[WHAT NEEDS TO BE DONE] Collect every line that includes the string "中华人民共和国药品管理法".

[DATA IN THIS EXERCISE]
** Start **

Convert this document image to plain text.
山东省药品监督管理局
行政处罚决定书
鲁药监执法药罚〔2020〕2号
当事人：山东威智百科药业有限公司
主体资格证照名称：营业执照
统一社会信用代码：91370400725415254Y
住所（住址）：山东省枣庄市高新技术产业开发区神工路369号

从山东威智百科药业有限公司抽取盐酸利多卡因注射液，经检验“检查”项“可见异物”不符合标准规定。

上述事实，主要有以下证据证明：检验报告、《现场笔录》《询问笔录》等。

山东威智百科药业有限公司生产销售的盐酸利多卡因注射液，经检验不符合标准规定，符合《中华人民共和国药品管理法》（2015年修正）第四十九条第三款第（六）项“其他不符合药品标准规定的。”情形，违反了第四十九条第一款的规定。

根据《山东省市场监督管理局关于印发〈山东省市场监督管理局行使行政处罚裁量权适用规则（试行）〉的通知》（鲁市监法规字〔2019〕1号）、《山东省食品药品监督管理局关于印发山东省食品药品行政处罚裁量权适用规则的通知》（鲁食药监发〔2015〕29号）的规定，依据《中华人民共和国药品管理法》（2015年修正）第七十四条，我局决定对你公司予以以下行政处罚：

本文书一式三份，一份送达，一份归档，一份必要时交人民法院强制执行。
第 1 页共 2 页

** End **

[EXERCISE RESULT]
山东威智百科药业有限公司生产销售的盐酸利多卡因注射液，经检验不符合标准规定，符合《中华人民共和国药品管理法》（2015年修正）第四十九条第三款第（六）项“其他不符合药品标准规定的。”情形，违反了第四十九条第一款的规定。
根据《山东省市场监督管理局关于印发〈山东省市场监督管理局行使行政处罚裁量权适用规则（试行）〉的通知》（鲁市监法规字〔2019〕1号）、《山东省食品药品监督管理局关于印发山东省食品药品行政处罚裁量权适用规则的通知》（鲁食药监发〔2015〕29号）的规定，依据《中华人民共和国药品管理法》（2015年修正）第七十四条，我局决定对你公司予以以下行政处罚：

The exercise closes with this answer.